(DIRECTIONS FOR THIS TASK) Select every line holding the word "JSON" and copy it.

►

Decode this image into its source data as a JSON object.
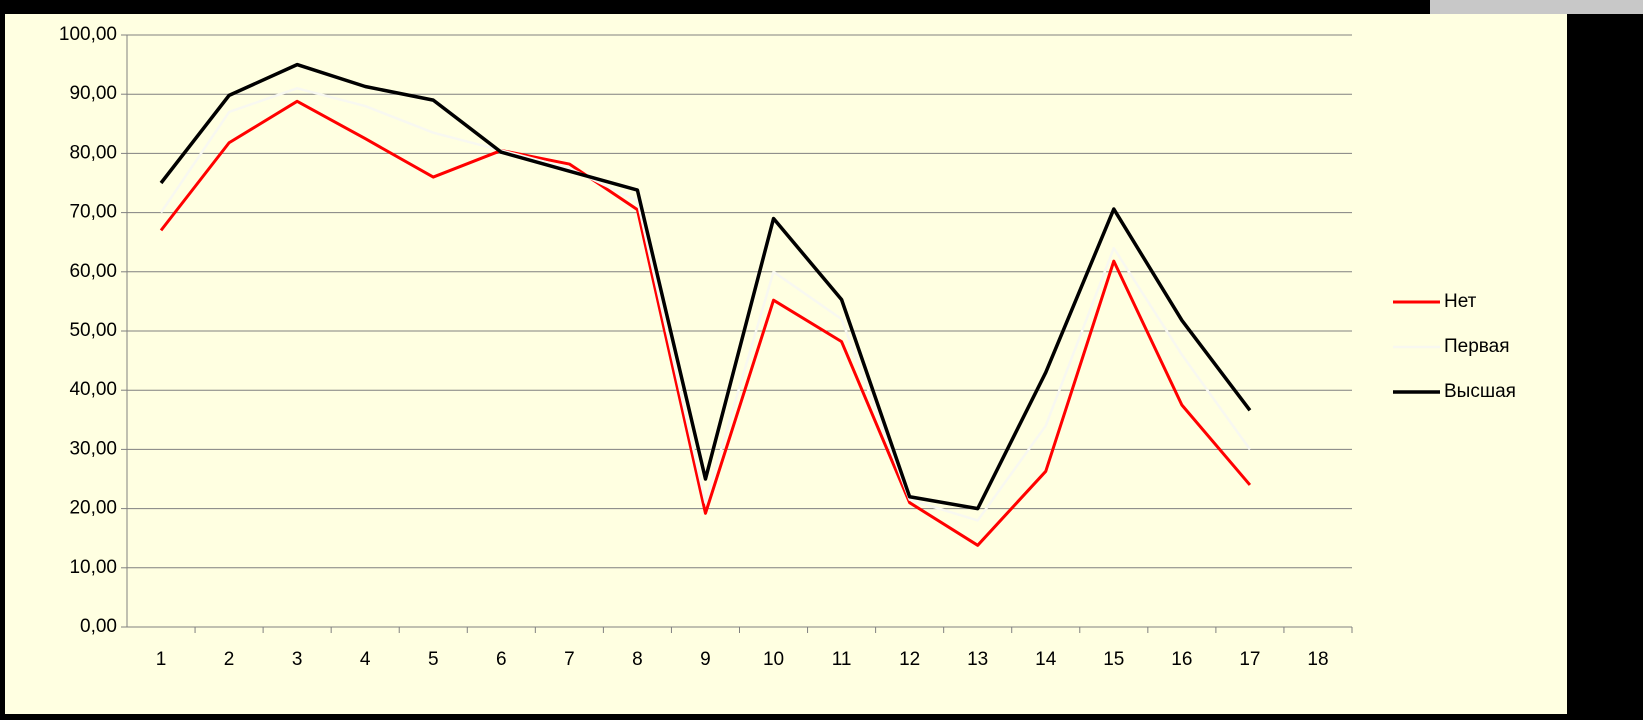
{
  "chart_data": {
    "type": "line",
    "categories": [
      "1",
      "2",
      "3",
      "4",
      "5",
      "6",
      "7",
      "8",
      "9",
      "10",
      "11",
      "12",
      "13",
      "14",
      "15",
      "16",
      "17",
      "18"
    ],
    "series": [
      {
        "name": "Нет",
        "color": "#ff0000",
        "values": [
          67,
          81.8,
          88.8,
          82.5,
          76,
          80.5,
          78.2,
          70.5,
          19.2,
          55.2,
          48.2,
          21,
          13.8,
          26.3,
          61.8,
          37.5,
          24,
          null
        ]
      },
      {
        "name": "Первая",
        "color": "#f8f8f0",
        "values": [
          70,
          87,
          91,
          88,
          83.5,
          80.5,
          77.5,
          72,
          21,
          60,
          52,
          21.5,
          18,
          34,
          64,
          46,
          30,
          null
        ]
      },
      {
        "name": "Высшая",
        "color": "#000000",
        "values": [
          75,
          89.8,
          95,
          91.3,
          89,
          80.2,
          77,
          73.8,
          25,
          69,
          55.3,
          22,
          20,
          43,
          70.6,
          51.8,
          36.6,
          null
        ]
      }
    ],
    "ylim": [
      0,
      100
    ],
    "yticks": [
      {
        "value": 0,
        "label": "0,00"
      },
      {
        "value": 10,
        "label": "10,00"
      },
      {
        "value": 20,
        "label": "20,00"
      },
      {
        "value": 30,
        "label": "30,00"
      },
      {
        "value": 40,
        "label": "40,00"
      },
      {
        "value": 50,
        "label": "50,00"
      },
      {
        "value": 60,
        "label": "60,00"
      },
      {
        "value": 70,
        "label": "70,00"
      },
      {
        "value": 80,
        "label": "80,00"
      },
      {
        "value": 90,
        "label": "90,00"
      },
      {
        "value": 100,
        "label": "100,00"
      }
    ],
    "grid": true,
    "legend": "right"
  }
}
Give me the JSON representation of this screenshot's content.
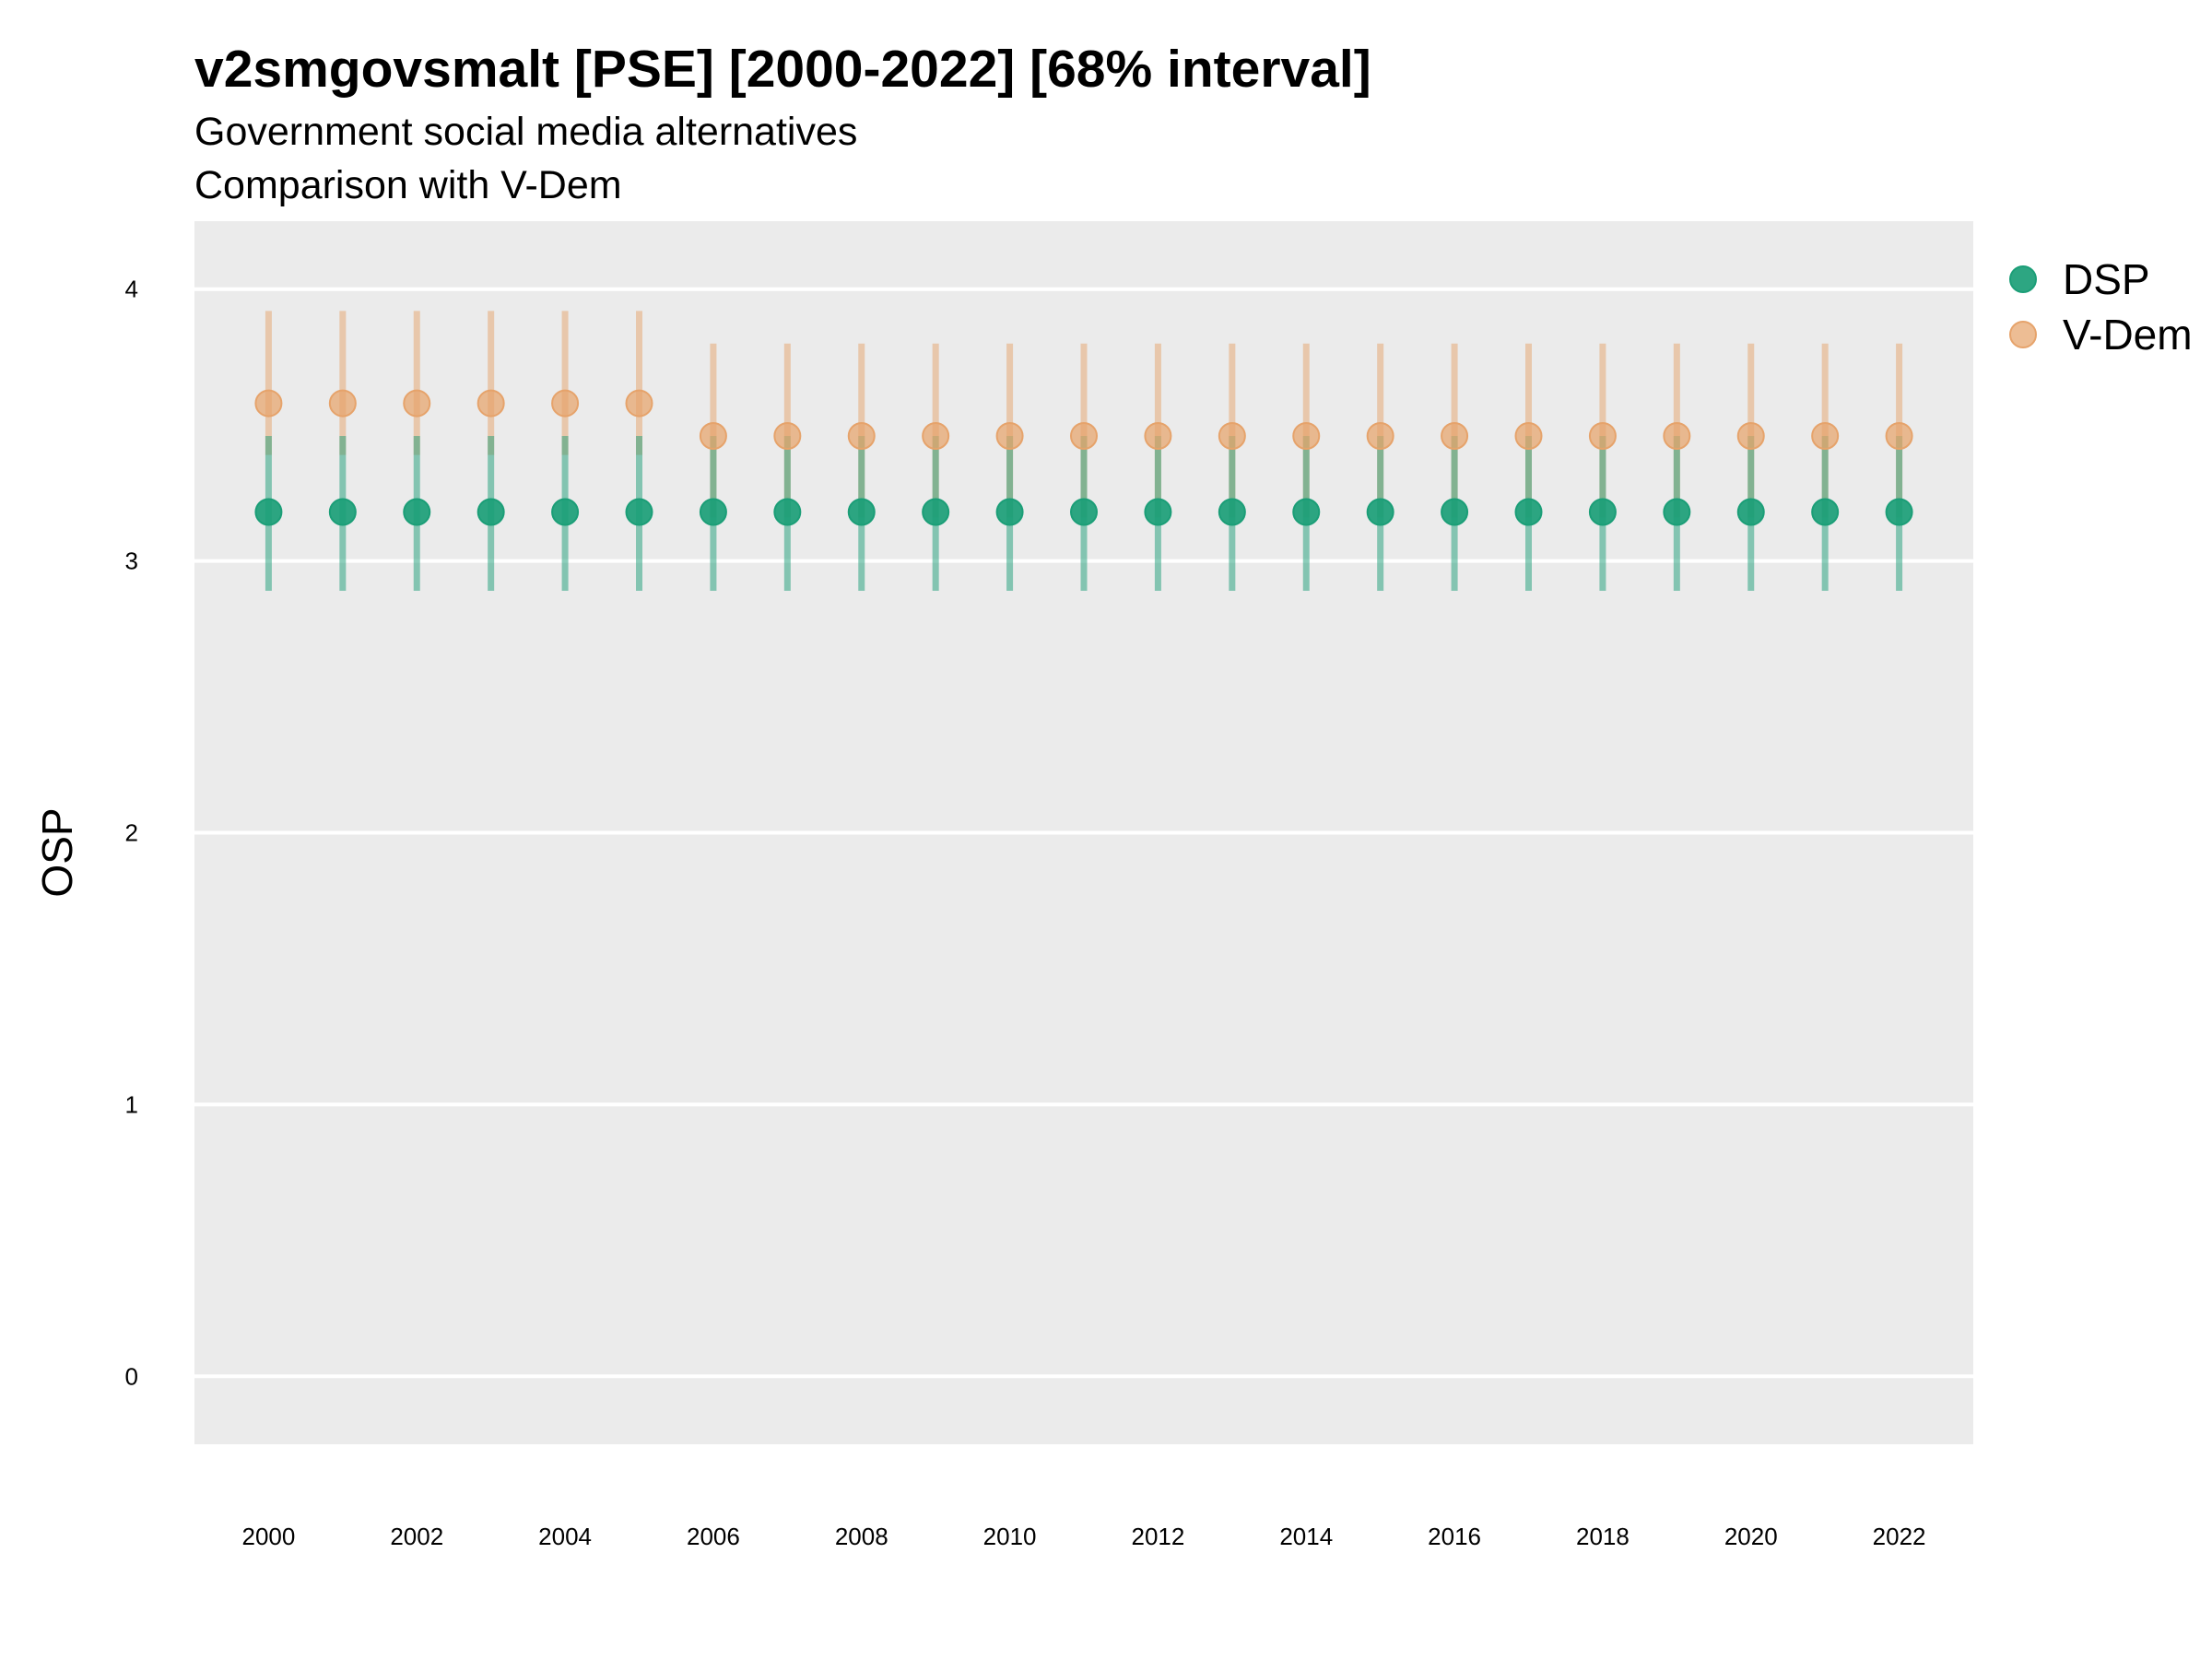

◄

(EXERCISE ANSWER)
Decode this image into its source data as a JSON object.
Give me the JSON representation of this screenshot's content.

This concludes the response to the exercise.